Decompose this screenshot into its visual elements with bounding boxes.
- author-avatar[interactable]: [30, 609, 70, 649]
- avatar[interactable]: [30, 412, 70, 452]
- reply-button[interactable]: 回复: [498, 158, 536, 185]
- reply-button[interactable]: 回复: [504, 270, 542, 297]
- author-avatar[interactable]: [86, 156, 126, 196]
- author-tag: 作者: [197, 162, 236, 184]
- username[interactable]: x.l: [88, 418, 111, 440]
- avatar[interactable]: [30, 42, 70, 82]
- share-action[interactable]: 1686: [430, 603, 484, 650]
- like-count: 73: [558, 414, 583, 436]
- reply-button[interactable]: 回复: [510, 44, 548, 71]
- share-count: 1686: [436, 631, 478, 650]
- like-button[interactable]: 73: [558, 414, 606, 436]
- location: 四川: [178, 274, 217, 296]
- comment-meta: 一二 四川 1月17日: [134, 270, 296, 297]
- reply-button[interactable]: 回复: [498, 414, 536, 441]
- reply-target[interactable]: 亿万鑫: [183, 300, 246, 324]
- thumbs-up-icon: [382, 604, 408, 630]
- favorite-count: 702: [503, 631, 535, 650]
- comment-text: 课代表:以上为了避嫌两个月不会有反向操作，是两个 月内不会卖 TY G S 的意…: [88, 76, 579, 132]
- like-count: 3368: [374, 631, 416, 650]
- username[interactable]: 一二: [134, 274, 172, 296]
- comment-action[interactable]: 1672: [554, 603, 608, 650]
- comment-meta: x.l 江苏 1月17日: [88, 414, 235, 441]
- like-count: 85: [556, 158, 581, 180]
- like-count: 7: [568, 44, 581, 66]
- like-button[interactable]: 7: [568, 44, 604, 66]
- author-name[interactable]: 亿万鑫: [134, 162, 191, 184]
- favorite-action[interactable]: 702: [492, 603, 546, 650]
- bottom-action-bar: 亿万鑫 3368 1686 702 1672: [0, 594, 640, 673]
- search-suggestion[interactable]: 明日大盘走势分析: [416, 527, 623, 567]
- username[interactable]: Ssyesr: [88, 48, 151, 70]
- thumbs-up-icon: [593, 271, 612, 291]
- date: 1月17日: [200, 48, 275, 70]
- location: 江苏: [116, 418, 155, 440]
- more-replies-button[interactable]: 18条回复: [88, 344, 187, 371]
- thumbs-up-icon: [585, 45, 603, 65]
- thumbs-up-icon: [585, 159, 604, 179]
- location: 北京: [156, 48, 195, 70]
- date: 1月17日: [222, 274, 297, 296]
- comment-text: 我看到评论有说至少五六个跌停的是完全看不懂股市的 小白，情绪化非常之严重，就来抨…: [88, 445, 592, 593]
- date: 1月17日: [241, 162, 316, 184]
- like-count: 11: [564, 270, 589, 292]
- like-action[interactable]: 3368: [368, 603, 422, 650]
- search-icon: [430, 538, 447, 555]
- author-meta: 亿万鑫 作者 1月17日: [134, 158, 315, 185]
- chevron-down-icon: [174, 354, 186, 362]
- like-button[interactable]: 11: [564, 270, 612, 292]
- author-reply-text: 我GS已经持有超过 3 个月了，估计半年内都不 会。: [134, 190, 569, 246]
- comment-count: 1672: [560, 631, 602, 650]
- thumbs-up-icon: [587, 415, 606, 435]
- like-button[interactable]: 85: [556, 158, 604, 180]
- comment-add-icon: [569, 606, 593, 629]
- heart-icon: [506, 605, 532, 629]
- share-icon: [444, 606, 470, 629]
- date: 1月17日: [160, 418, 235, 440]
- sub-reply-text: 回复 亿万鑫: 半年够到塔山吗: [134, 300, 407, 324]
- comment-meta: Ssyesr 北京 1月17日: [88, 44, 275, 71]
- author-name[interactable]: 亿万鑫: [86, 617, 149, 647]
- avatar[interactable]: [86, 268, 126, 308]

┄┄┄┄┄┄┄┄┄┄

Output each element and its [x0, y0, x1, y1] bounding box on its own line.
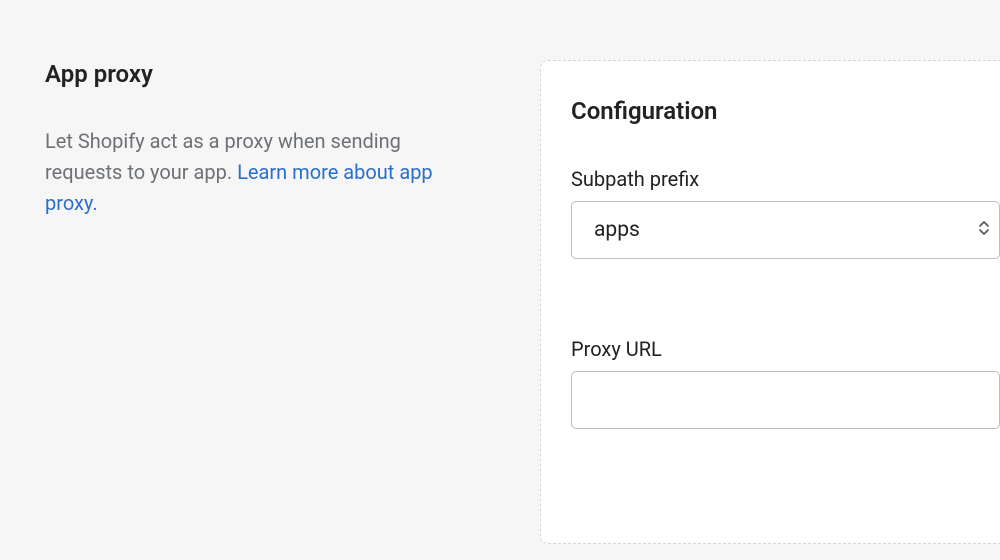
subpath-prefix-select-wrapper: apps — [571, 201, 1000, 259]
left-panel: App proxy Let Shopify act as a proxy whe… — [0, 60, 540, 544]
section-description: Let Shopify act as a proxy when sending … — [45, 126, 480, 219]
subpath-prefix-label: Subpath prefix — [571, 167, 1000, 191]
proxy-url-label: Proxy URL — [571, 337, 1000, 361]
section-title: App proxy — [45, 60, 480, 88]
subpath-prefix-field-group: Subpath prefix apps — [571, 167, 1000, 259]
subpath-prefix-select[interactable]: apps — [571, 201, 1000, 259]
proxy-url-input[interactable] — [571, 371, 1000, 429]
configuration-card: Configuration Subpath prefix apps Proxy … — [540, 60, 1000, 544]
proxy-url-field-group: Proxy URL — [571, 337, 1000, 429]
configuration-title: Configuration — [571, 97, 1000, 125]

┄┄┄┄┄┄┄┄┄┄

Copy out the data starting with the line that contains "subpath-prefix-select-wrapper: apps —" and going on through the line that contains "section-description: Let Shopify", with no change to any character.

- [Correct result]
subpath-prefix-select-wrapper: apps — [571, 201, 1000, 259]
left-panel: App proxy Let Shopify act as a proxy whe… — [0, 60, 540, 544]
section-description: Let Shopify act as a proxy when sending … — [45, 126, 480, 219]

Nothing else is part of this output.